TO BE DONE: Copy every line from the records below that holds the word "image".

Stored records
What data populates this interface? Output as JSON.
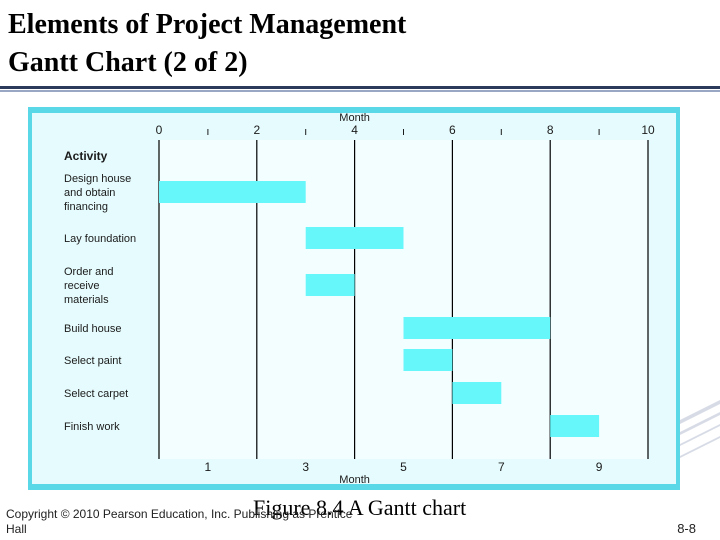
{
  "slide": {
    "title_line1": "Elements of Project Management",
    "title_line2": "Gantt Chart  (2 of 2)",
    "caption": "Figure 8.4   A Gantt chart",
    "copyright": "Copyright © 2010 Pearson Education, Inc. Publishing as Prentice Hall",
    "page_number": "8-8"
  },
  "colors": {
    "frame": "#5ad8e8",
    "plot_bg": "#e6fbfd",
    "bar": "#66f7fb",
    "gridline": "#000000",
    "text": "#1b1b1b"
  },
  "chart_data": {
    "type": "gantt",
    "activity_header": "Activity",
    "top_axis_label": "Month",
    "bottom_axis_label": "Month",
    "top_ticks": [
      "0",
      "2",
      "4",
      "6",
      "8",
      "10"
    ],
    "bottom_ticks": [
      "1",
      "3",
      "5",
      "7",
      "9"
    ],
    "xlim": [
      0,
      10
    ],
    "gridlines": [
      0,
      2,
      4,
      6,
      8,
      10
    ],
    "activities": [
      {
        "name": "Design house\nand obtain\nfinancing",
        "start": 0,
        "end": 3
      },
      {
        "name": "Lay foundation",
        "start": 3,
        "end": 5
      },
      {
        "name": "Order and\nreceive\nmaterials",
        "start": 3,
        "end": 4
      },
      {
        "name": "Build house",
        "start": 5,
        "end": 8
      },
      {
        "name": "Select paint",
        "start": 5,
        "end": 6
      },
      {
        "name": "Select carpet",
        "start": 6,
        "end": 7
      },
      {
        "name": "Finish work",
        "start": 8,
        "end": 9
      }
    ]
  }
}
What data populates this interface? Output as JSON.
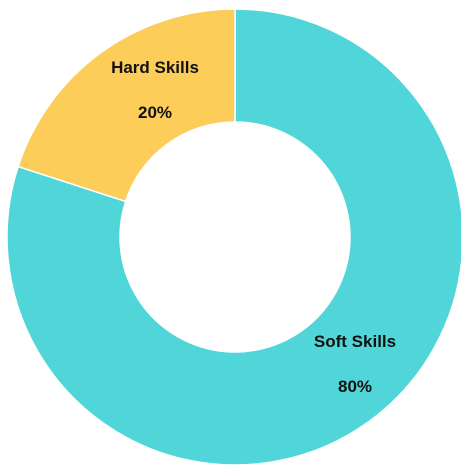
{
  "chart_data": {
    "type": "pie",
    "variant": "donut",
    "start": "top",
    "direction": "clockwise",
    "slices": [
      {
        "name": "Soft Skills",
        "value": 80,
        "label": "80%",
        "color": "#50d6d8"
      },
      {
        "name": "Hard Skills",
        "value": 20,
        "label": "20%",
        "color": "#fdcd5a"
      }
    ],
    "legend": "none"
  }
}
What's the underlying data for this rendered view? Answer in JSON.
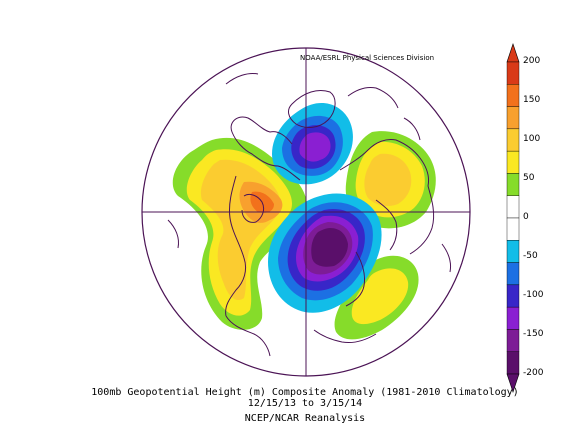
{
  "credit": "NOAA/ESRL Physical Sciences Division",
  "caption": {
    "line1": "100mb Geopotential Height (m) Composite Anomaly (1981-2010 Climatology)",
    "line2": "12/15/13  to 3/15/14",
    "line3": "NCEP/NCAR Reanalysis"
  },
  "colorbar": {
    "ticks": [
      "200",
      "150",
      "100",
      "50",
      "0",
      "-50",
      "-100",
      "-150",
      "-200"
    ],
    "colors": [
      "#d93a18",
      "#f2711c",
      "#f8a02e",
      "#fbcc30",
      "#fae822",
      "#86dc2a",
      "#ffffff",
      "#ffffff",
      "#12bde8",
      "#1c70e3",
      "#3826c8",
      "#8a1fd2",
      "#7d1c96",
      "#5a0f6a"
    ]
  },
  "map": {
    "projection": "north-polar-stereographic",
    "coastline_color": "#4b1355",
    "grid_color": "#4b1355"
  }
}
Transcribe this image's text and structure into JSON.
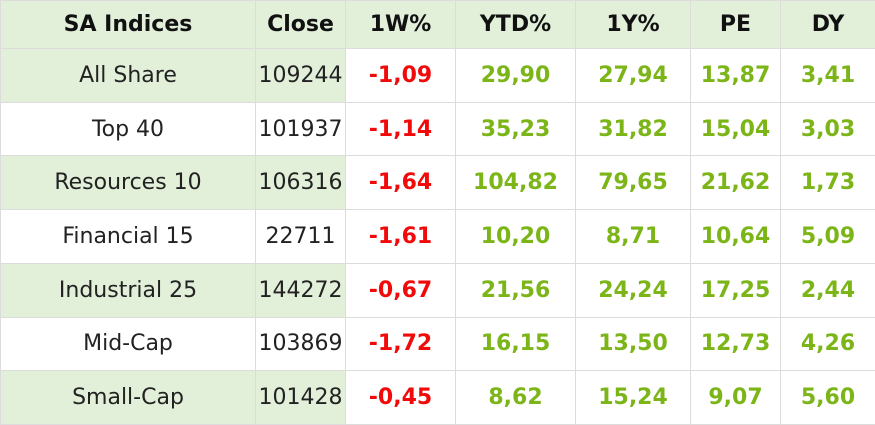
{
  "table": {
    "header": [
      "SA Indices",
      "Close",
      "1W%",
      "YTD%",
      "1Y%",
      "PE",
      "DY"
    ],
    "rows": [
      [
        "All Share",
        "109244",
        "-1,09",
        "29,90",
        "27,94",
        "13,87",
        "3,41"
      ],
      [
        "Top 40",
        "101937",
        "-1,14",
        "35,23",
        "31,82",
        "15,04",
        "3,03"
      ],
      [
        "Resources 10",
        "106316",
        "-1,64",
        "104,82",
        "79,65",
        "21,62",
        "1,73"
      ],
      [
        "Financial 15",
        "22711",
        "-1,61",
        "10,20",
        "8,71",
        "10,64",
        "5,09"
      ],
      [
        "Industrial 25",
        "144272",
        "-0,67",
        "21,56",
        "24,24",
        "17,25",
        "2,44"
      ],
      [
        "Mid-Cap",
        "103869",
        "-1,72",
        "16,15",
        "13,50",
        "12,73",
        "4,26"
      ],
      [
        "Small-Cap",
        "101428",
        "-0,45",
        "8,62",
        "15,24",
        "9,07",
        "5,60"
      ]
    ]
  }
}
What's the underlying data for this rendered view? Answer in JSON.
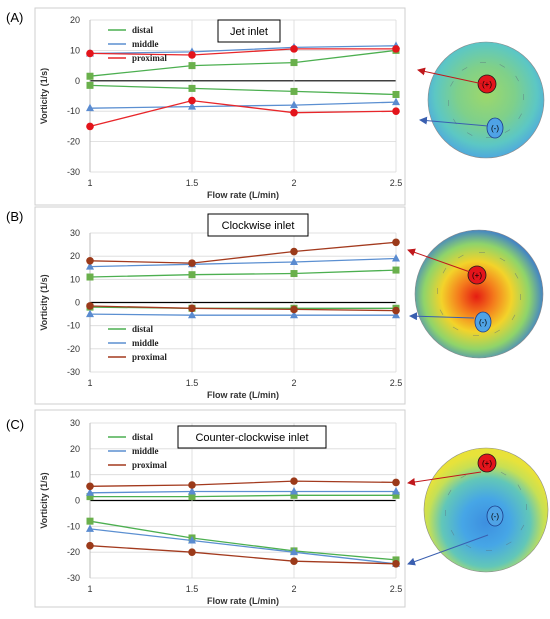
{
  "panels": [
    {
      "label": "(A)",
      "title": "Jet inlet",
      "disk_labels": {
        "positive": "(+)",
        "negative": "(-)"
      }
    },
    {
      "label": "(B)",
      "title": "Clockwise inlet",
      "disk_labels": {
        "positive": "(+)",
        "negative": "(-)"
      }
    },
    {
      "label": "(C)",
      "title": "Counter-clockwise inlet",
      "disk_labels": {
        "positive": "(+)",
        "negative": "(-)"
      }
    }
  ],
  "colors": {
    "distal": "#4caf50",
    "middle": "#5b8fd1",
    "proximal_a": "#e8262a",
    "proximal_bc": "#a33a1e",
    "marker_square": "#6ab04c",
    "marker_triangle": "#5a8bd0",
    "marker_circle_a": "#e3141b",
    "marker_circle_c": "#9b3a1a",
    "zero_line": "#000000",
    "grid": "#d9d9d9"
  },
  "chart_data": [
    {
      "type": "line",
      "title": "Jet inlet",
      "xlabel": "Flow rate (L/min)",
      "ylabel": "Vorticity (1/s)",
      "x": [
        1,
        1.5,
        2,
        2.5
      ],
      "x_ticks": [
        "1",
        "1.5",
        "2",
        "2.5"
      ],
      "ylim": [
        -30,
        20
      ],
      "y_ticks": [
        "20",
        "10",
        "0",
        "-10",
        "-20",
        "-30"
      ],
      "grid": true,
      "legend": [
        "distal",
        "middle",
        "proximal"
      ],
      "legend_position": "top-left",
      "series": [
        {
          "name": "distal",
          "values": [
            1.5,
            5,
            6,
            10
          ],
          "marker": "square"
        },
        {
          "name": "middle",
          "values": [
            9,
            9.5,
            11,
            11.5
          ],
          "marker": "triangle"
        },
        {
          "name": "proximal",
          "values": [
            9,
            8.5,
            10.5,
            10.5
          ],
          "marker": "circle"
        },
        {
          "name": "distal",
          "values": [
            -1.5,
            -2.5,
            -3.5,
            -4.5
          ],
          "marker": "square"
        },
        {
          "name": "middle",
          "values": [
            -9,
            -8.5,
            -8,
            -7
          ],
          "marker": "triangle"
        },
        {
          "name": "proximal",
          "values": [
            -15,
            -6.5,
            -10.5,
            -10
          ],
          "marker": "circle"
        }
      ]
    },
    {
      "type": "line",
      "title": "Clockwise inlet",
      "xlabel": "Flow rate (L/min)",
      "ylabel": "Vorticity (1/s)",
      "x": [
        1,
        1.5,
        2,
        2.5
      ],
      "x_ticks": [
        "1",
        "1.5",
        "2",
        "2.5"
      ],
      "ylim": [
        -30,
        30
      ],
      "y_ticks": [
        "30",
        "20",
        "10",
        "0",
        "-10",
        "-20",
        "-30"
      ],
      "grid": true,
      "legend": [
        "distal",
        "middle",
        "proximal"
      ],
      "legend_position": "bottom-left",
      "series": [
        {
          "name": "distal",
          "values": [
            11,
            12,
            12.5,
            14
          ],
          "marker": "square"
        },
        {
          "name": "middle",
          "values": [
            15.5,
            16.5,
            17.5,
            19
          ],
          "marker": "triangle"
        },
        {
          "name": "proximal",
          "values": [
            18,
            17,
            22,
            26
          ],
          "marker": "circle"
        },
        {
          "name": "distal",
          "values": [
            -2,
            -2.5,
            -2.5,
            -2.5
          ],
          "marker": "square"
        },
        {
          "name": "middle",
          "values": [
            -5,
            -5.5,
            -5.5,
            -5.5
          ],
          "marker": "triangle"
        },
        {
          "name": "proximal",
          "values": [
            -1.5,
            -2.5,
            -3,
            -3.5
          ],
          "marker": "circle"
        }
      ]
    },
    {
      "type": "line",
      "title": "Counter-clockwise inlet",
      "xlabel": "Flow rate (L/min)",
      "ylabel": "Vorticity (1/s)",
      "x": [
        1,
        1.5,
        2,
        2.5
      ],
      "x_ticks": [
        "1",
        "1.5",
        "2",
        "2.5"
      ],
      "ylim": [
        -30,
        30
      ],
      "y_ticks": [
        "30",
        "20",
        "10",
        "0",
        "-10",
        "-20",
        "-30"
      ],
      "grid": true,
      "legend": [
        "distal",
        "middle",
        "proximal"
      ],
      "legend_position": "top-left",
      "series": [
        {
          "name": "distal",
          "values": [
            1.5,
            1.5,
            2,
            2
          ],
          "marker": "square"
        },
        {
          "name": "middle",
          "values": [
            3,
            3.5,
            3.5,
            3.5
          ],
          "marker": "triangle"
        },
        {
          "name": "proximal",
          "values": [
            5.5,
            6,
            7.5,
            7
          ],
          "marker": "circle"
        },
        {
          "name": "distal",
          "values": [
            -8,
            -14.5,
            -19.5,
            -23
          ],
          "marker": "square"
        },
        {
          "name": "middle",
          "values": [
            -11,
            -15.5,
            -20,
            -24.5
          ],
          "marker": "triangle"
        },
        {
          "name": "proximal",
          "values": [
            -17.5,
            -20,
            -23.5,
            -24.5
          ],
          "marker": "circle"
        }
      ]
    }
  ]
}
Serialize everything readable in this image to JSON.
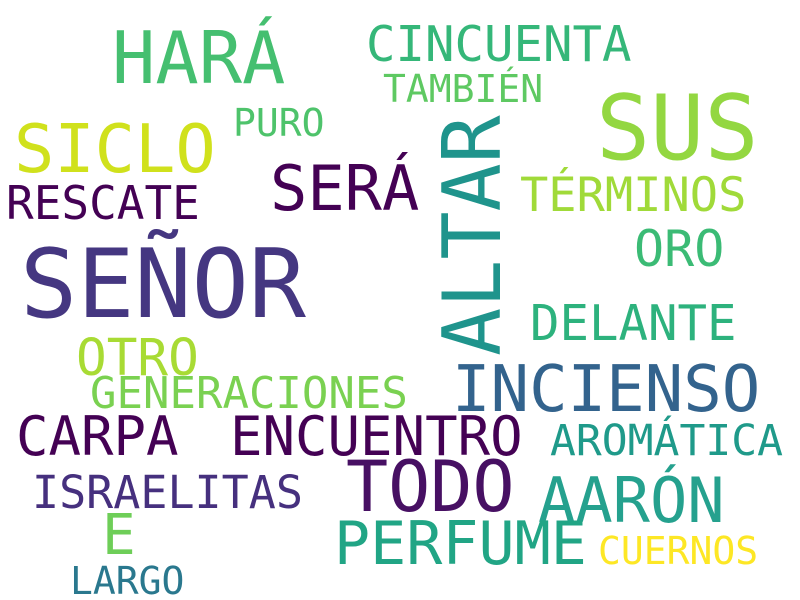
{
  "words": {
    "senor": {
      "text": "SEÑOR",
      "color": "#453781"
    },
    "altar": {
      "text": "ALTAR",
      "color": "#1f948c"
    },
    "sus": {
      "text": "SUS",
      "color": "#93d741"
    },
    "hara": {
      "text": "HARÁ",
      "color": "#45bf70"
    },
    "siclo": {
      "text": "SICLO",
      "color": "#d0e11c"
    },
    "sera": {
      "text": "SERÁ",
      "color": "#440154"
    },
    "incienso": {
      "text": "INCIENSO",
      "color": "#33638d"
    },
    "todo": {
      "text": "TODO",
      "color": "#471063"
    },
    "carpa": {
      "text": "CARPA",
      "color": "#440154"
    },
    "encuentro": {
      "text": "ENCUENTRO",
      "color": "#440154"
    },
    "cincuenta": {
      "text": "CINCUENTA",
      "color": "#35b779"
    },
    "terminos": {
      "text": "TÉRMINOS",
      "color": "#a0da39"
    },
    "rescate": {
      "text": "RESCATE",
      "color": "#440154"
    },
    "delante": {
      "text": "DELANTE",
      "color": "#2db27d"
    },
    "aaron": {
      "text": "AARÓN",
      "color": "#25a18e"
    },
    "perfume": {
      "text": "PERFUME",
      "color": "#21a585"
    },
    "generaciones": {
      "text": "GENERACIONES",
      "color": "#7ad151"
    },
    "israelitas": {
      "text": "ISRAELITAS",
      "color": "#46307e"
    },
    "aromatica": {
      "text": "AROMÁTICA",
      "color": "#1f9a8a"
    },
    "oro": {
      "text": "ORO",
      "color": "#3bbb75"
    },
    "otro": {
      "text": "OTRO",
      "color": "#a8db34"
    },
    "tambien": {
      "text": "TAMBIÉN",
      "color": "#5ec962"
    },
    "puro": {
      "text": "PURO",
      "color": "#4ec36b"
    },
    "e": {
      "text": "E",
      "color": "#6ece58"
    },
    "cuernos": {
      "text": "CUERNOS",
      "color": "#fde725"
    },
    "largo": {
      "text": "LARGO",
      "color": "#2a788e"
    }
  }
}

THE RESPONSE:
Transcribe this image's text and structure into JSON.
Serialize everything readable in this image to JSON.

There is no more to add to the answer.